> _GOAL_: List every person named in the news item about the Navy destroyer order.

> _TEXT SEGMENT_:
+++++
DATE: Friday, June 6, 1997 TAG: 9706060603 SECTION: BUSINESS PAGE: D1 EDITION: FINAL SOURCE: BY DALE EISMAN, STAFF WRITER DATELINE: WASHINGTON LENGTH: 58 lines
The Pentagon's attempt to mollify a powerful senator, upset that his home state shipyard didn't win a major Navy contract, will speed the delivery of two new destroyers and the upgrade of weapons and electronic systems aboard some existing cruisers.
A Defense Department spokesman confirmed Thursday that the Navy's plan to buy 12 new Arleigh Burke-class destroyers over the next four years is being increased to 14 ships, both of which will be built by Ingalls Shipbuilding of Pascagoula, Miss.
Ingalls apparently also will get engineering contracts for a series of improvements to five of the Navy's Ticonderoga-class cruisers under a plan worked out by Defense Secretary William S. Cohen and Senate Majority Leader Trent Lott of Mississippi.
+++++
> _GIVEN ENTRIES_:

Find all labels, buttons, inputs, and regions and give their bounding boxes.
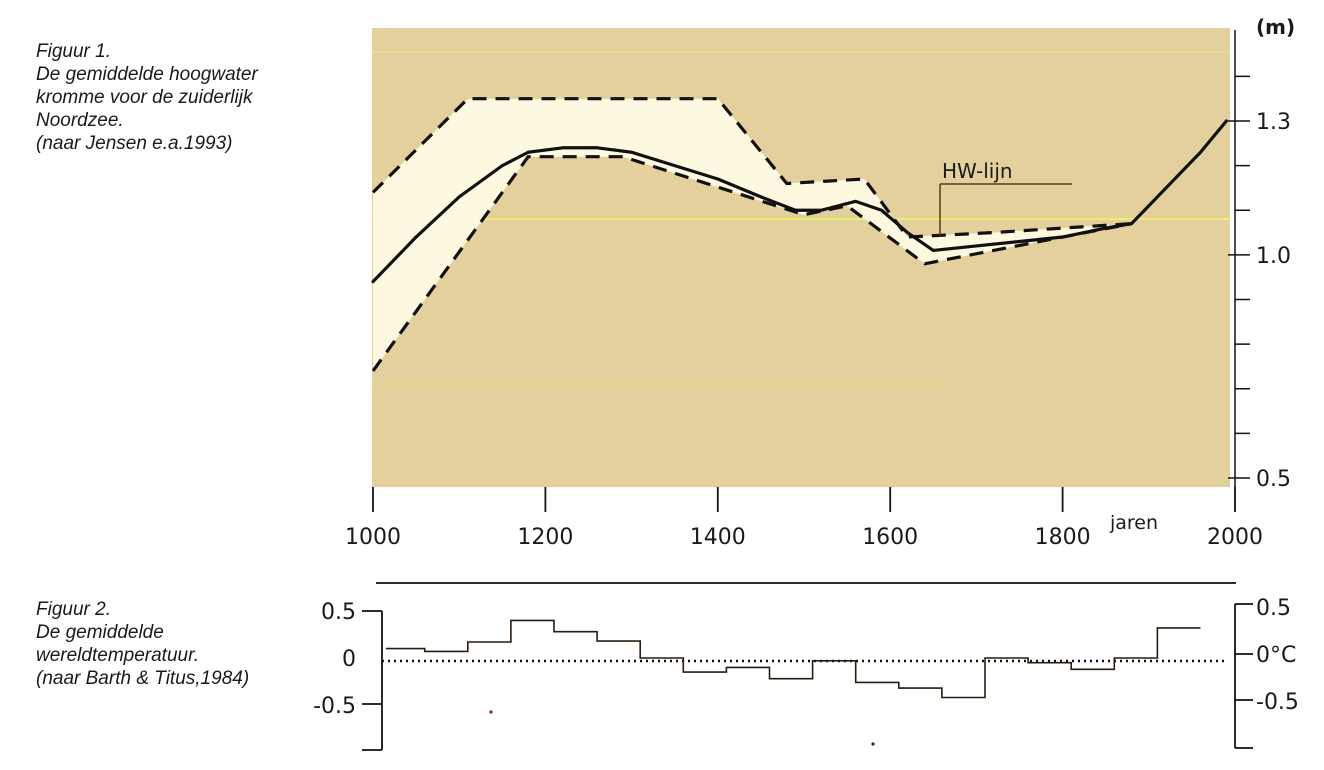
- x-axis-label: jaren: [1109, 512, 1158, 534]
- y-tick-label-right: 0.5: [1256, 596, 1291, 621]
- y-tick-label-left: -0.5: [313, 694, 356, 719]
- caption-line: De gemiddelde: [36, 622, 164, 643]
- hw-envelope-upper: [371, 97, 1132, 239]
- caption-line: kromme voor de zuiderlijk: [36, 87, 253, 108]
- temperature-step-line: [385, 619, 1201, 699]
- y-tick-label-left: 0: [342, 647, 356, 672]
- y-tick-label: 1.3: [1256, 110, 1291, 135]
- figure-2-chart: 0.5 0 -0.5 0.5 0°C -0.5: [313, 582, 1299, 751]
- y-axis-unit-label: (m): [1256, 15, 1295, 39]
- caption-line: (naar Jensen e.a.1993): [36, 133, 233, 154]
- x-tick-label: 1200: [517, 525, 573, 550]
- plot-background: [372, 28, 1230, 487]
- y-tick-label-right: 0°C: [1256, 643, 1296, 668]
- figure-1-chart: 1.3 1.0 0.5 (m) 1000 1200 1400 1600 1800 2000 jare…: [345, 15, 1295, 550]
- caption-line: wereldtemperatuur.: [36, 645, 199, 666]
- caption-line: Noordzee.: [36, 110, 124, 131]
- x-tick-label: 1600: [862, 525, 918, 550]
- y-tick-label-right: -0.5: [1256, 690, 1299, 715]
- figure-1-caption: Figuur 1. De gemiddelde hoogwater kromme…: [36, 40, 258, 155]
- print-speck: [489, 710, 493, 714]
- caption-line: De gemiddelde hoogwater: [36, 64, 258, 85]
- x-tick-label: 1400: [690, 525, 746, 550]
- x-tick-label: 1800: [1035, 525, 1091, 550]
- annotation-label: HW-lijn: [942, 159, 1013, 183]
- caption-line: Figuur 1.: [36, 41, 111, 62]
- x-tick-label: 2000: [1207, 525, 1263, 550]
- caption-line: (naar Barth & Titus,1984): [36, 668, 250, 689]
- y-tick-label-left: 0.5: [321, 600, 356, 625]
- print-speck: [871, 742, 875, 746]
- figure-2-caption: Figuur 2. De gemiddelde wereldtemperatuu…: [36, 598, 249, 690]
- y-tick-label: 0.5: [1256, 467, 1291, 492]
- x-tick-label: 1000: [345, 525, 401, 550]
- hw-envelope-lower: [371, 155, 1132, 372]
- caption-line: Figuur 2.: [36, 599, 111, 620]
- y-tick-label: 1.0: [1256, 244, 1291, 269]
+++++
> _SOLUTION TO THE PROBLEM_: Dale Eisman, William S. Cohen, Trent Lott